Metamkine produces and directs a new film with each thrilling and spontaneous performance. These highly articulate improvisations push the boundaries of film and soundtrack into the realm of live performance.

Projectionists Christophe Auger and Xavier Quérel perform live on multiple 16mm projectors; they apply chemicals to their films on stage, play with film speed and filters, and scratch directly onto celluloid to stunning effect. Jérôme Noetinger performs live musique concréte in a similar analogue fashion. Utilising reel-to-reel tape recorders and vintage synthesizers, the trio engage in an entirely real-time invention. They create a unity of sound and image, immersing the audience in a rich display of unusual diffusion and refraction techniques and compelling sound-collage.

Metamkine remain deeply purist in their approach to the immediacy and tactility of analogue film and sound techniques. For 20 years the Metamkine project has expanded on the tradition of experimental cinema and celluloid reverie. They could be described as successors to the early experimental cinema lineage of Walter Ruttmann, Isodore Isou, Guy Debord, Stan Brakhage, Len Lye et al, through to Fluxus Film and Andy Warhol’s Exploding Plastic Inevitable happenings.

[Data listing]
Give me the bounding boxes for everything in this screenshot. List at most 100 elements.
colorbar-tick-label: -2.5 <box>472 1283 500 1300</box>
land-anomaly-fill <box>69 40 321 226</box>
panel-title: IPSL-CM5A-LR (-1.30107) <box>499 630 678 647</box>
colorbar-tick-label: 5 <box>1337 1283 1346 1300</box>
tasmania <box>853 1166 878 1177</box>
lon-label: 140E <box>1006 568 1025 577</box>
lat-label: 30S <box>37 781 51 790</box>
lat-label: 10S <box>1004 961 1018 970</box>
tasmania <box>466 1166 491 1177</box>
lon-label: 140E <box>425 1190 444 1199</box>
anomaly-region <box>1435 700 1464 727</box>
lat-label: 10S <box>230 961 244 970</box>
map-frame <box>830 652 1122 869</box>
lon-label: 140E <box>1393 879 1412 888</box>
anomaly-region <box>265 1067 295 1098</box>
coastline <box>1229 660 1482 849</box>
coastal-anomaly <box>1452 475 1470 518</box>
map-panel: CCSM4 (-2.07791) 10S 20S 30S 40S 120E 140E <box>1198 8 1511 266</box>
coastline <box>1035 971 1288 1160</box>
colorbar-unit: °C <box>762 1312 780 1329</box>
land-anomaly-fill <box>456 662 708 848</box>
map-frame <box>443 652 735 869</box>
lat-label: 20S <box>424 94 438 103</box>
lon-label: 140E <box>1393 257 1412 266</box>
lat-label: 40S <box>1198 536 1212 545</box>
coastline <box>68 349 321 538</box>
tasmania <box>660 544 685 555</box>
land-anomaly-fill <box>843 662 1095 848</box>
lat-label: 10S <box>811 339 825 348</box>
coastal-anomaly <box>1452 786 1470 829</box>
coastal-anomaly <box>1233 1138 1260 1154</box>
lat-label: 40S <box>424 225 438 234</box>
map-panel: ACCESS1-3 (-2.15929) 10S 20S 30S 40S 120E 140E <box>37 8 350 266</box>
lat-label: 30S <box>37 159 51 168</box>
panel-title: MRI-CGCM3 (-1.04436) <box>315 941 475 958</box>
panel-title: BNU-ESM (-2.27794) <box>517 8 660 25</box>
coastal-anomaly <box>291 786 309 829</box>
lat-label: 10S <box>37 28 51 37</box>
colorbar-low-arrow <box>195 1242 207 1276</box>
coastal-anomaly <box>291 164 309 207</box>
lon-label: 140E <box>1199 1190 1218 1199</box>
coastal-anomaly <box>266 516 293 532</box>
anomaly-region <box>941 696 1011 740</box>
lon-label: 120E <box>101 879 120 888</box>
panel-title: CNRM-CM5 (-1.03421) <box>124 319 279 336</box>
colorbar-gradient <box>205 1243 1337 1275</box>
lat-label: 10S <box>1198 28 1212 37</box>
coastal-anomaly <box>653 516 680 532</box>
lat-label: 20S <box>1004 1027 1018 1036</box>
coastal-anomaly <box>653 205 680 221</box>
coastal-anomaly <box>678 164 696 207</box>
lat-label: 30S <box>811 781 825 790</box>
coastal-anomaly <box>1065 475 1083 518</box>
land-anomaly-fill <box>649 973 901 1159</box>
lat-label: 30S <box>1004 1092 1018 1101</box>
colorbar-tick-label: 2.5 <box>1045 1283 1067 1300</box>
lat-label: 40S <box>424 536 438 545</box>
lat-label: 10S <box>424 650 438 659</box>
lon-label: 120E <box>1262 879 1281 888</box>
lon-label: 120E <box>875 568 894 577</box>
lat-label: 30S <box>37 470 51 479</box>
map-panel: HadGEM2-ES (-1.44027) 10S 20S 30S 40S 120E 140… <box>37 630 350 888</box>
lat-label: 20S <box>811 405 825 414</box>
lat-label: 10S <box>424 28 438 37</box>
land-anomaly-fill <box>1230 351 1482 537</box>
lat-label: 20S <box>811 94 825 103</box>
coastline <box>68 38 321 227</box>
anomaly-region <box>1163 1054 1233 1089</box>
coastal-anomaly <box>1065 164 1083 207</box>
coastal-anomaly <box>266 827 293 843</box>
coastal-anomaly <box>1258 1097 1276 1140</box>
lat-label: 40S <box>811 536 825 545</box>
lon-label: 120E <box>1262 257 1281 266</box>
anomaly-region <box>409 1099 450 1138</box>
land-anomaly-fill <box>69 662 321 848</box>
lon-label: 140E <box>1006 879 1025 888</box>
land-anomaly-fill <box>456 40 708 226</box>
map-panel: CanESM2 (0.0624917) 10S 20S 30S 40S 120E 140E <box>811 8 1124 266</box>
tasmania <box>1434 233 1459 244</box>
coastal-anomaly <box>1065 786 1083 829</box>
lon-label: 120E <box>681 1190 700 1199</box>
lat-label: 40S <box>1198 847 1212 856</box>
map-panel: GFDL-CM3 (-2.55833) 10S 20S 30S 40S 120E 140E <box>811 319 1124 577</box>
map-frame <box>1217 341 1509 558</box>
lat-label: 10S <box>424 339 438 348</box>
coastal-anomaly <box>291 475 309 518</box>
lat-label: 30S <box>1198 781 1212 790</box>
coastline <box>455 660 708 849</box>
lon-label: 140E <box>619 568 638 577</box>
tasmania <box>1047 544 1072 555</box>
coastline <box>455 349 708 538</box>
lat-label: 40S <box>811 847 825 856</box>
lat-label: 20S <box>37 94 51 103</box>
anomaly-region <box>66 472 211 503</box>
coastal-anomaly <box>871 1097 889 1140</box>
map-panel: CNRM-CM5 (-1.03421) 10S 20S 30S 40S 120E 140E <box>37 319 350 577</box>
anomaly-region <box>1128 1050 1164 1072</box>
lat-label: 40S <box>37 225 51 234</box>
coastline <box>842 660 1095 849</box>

Written problem
Reproduce the passage on Metamkine from "Metamkine produces and" up to and including "and compelling sound-collage.".

The answer
Metamkine produces and directs a new film with each thrilling and spontaneous performance. These highly articulate improvisations push the boundaries of film and soundtrack into the realm of live performance.

Projectionists Christophe Auger and Xavier Quérel perform live on multiple 16mm projectors; they apply chemicals to their films on stage, play with film speed and filters, and scratch directly onto celluloid to stunning effect. Jérôme Noetinger performs live musique concréte in a similar analogue fashion. Utilising reel-to-reel tape recorders and vintage synthesizers, the trio engage in an entirely real-time invention. They create a unity of sound and image, immersing the audience in a rich display of unusual diffusion and refraction techniques and compelling sound-collage.